=== EXERCISE ===
According to the source passage, for how many minutes is each crotale bowed on the recording of Closed Categories in Cartesian Worlds?

=== SOURCE PASSAGE ===
Anabasis is a composition in 72 parts for five musicians, loosely based on four kinds of materials: Sand, Wind, Tone and Wave. The musicians featured on this recording (in addition to Pisaro and Stuart) will be Patrick Farmer, Joe Panzner and Toshiya Tsunoda. (GW 013)

Continuum Unbound, as the title implies, attempts to hear how the apparent continuum of the sounding world is actually a series of states that are as fragile and discontinuous as they are solid and connected. (Discrete continuity is one of the ways we have of understanding contingency.)

The three discs will be available  in a box (along with a printed essay).


(Photos are by Greg Stuart and Michael Pisaro)

Tuesday, November 12, 2013

Closed Categories in Cartesian Worlds (GW 010)

Design (and photo) by Yuko Zama


We are very happy to announce the release of GW 010, a 72-minute CD version of Closed Categories in Cartesian Worlds, for crotales and sine tones (composed by Michael Pisaro, performed by Greg Stuart, mastered by Michael Pisaro and Joe Panzner). Those interested in more info and sound examples can look below. The disc also comes with extensive notes and a reproduction of a page of the score. 

From the notes:

"This record consists of four crotales, each bowed for 16 minutes. Against each crotale I have placed sine tones, one after another, for four minutes each (four for each crotale note). The score gives 10 possibilities for each crotale (over the two octave range of the instrument there are 250 possibilities). Greg selected four instruments, and then sent me the recordings. I took some time to select and scale the volume of the sine tones, work with the stereo balance and mix each crotale/tone combination in a slightly different way.

=== DATASET ENTRIES ===

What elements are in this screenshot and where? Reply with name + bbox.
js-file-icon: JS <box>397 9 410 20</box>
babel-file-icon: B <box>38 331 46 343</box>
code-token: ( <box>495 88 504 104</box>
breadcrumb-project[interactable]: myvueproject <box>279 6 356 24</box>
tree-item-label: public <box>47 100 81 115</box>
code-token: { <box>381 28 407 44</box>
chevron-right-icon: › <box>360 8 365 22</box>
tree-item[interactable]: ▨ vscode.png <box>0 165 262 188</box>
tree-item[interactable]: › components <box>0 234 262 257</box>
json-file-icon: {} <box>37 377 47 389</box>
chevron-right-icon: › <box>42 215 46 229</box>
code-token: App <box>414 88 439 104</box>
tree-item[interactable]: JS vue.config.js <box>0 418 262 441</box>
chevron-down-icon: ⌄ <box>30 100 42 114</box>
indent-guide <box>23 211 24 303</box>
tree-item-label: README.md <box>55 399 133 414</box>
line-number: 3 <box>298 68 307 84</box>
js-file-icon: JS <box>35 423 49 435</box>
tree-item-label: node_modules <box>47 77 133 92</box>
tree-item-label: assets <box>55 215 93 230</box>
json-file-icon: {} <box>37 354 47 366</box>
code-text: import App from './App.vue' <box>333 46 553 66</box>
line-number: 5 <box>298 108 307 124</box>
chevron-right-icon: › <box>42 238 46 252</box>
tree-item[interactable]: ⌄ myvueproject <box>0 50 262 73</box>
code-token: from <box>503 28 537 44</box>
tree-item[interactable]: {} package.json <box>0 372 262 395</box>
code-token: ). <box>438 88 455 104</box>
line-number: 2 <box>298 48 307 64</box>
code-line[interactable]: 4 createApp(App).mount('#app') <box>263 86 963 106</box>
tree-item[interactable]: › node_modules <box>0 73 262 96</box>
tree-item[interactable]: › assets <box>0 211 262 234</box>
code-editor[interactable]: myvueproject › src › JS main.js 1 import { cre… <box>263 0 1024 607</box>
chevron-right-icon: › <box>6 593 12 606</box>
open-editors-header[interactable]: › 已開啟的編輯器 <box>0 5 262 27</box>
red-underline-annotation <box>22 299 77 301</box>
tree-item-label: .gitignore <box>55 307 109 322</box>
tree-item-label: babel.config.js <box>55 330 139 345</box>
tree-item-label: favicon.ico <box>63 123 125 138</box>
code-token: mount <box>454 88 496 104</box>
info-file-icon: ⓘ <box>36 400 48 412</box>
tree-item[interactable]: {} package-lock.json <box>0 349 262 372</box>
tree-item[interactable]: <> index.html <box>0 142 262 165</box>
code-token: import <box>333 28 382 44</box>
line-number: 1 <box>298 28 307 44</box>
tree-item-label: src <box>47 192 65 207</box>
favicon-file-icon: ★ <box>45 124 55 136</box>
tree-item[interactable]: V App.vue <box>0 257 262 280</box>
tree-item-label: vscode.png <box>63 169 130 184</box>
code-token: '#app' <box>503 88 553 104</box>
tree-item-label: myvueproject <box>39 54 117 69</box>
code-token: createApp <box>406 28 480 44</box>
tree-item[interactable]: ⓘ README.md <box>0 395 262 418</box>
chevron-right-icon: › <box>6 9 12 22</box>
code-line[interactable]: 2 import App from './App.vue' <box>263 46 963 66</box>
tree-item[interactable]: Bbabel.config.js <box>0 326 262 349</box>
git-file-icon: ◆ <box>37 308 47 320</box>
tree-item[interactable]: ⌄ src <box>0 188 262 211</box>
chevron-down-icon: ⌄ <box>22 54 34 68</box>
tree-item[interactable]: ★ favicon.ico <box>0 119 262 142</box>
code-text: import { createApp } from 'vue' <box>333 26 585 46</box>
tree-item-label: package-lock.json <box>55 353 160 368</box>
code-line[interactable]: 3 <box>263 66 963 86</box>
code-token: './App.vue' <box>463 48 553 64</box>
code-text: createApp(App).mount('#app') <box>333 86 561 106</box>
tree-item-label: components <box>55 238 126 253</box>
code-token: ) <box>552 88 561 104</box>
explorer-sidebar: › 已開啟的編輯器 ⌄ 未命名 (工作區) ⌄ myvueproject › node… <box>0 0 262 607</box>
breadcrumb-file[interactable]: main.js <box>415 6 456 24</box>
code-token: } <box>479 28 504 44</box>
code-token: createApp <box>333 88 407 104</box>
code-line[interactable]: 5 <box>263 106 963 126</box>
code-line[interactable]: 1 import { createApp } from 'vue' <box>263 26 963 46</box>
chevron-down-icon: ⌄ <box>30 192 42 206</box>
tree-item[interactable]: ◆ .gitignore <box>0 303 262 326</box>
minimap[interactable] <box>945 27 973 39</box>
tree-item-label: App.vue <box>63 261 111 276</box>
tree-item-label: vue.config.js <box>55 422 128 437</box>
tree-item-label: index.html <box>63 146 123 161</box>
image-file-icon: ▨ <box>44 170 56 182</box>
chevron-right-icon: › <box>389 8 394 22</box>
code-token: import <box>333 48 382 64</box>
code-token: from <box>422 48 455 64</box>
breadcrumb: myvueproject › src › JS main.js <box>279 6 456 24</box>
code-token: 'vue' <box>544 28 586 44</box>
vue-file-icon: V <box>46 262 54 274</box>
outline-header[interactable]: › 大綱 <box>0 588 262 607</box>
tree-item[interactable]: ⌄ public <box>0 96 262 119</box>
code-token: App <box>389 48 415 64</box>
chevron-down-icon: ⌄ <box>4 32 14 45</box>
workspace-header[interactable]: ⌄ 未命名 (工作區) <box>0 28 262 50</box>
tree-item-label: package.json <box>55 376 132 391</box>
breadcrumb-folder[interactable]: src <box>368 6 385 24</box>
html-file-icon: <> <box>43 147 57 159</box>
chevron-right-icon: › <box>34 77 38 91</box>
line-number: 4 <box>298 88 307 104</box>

=== REPLY TO THE TASK ===
Each crotale is bowed for 16 minutes.